Source excerpt:
·····

October 6, 2010

What She Brings

Ruby is 17 months old and now that we're in the homestretch, I've been thinking a lot about our time together over the past year. I hold so much in my heart, but one thing above the rest.

I think any of us would say that when we're out alone or with friends – at restaurants, movies, or particularly when we're shopping – we don't interact much with the people around us. Why would we? Everyone is busy, preoccupied with their own errands and agenda. Not much eye contact or connecting with random strangers. All of these little worlds doing their best not to collide.

The scene is altered when you're out with a service puppy. I'd take Ruby out at 12 weeks old and I knew we'd have lots of attention because she was just so adorable. As she got older, I expected the public's curiosity. But without fail, wherever we are, people see us and smile. They invite eye contact. They start conversations, ask questions, or just say something kind.

I took her to the mall the other day for some training.


A few minutes after I took this shot, an older couple sat down in that seat and watched us work. Ruby and I were really concentrating, totally in the zone, practicing some difficult things with lots of distractions, and she was really nailing it. I knew the couple was watching, but I didn't make eye contact with them until we finished. Then I sat in the chair across from them, smiled, and saw them just beaming.

We started to chat about Ruby and her training. They told me about a person in their church who had also raised a service puppy. I told them about my Kiva. I learned about their precious dogs who had each lived to the exact same age and each passed away on the very same day, fifteen years apart. We talked about movies! We just...talked.

We got to know each other, even if only for a few minutes. I met these wonderful people, no longer strangers, over a smile.

That is what has struck me so deeply. People see us together, they respect us, recognize what we are doing, and they are happy. And that makes me indescribably happy in return.

We tend to think of service dogs for their physical assistance, but they bring just as much, or more, to their partners on an emotional level. One of the reasons I decided to raise a service puppy is because I am so aware of, and so grateful for, the joy that Kiva has brought to my life. Because of her, I wanted to give back, to help bring a unique joy and presence to someone else's life.

Yet raising this service puppy has brought so much to my life as well. To truly enjoy the company of strangers. To meet and know people I otherwise never would have. To have the opportunity to talk with so many people about her training.

To see smiles everywhere I look.

I reflect on the number of people we pass in a day and wonder how many hearts and minds my little service puppy has burrowed into. When someone who has encountered us sees a person with a disability, perhaps they'll think of Ruby. Maybe they'll remember what she was learning, and better understand the challenges that person faces. And rather than look away or stare, they'll smile.


Update: Let's share the message! Please cast your vote for Raising Ruby for "Best Blog Post" at the 2011 Petties Awards and help us spread the word that smiles, rather than stares, can make a world of difference for individuals with disabilities. 

Just click here to vote: http://dogtime.com/petties


17 comments:

Lori Jablons said...

This is a beautiful post. You are creating some incredible stuff with Roo, so you are absolutely going to get that in return. :)

Khyra And Sometimes Her Mom said...

If only more were like 'us'

Smiles can work wonders

Just like these incredible canines you help to be able to help!

Thanks!!!

Khyra's Mom
P.S. What a leak inspiring post - but the good kind of leak!

♥♥♥ The OP Pack ♥♥♥ said...

·····

Written exercise A: Condense the paragraph of the service puppy post that begins "We tend to think of service dogs" into a shorter version that keeps its main points.
Written exercise B: Repeat everything in the service puppy post from "This is a beautiful" down to "able to help!", word for word.
Written exercise C: Translate this sentence from the service puppy post into Spanish: "I took her to the mall the other day for some training."
Rely only on the service puppy post when working on these tasks.

Data block:
·····

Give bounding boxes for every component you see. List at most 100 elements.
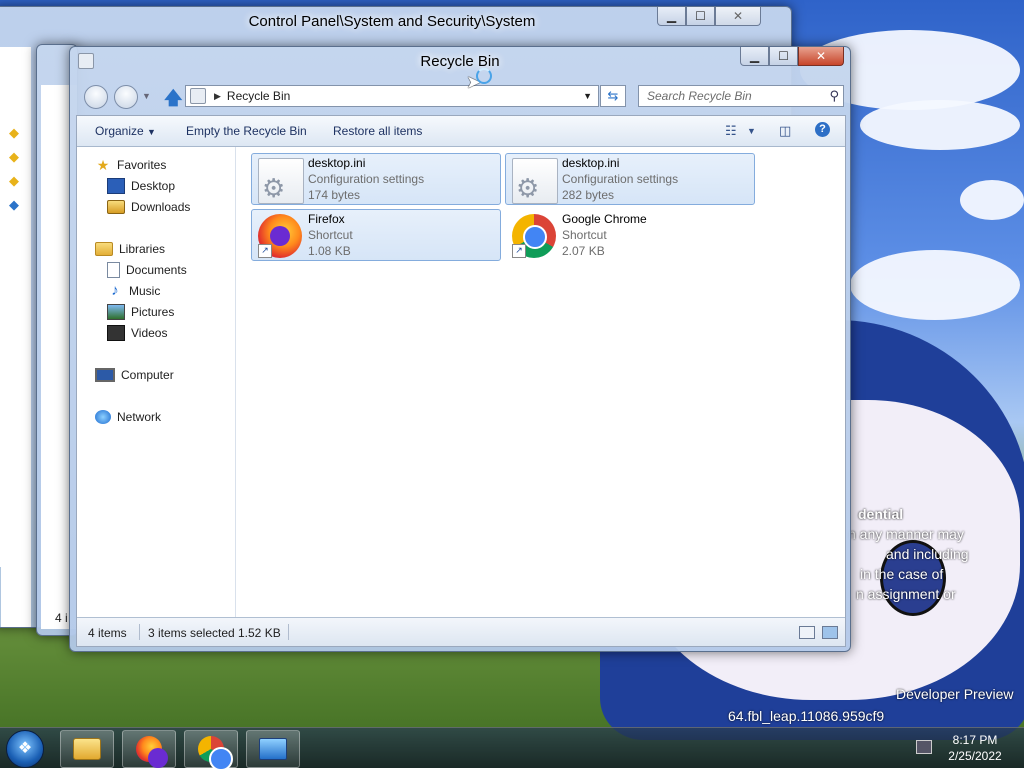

·····

Exercise output A: Service dogs are usually valued for physical help, but they give their partners as much or more emotionally. Grateful for the joy Kiva has brought into their life, the writer chose to raise a service puppy to give back and bring that joy and presence to someone else.

Exercise output B:
This is a beautiful post. You are creating some incredible stuff with Roo, so you are absolutely going to get that in return. :)

Khyra And Sometimes Her Mom said...

If only more were like 'us'

Smiles can work wonders

Just like these incredible canines you help to be able to help!

Exercise output C: El otro día la llevé al centro comercial para hacer algo de entrenamiento.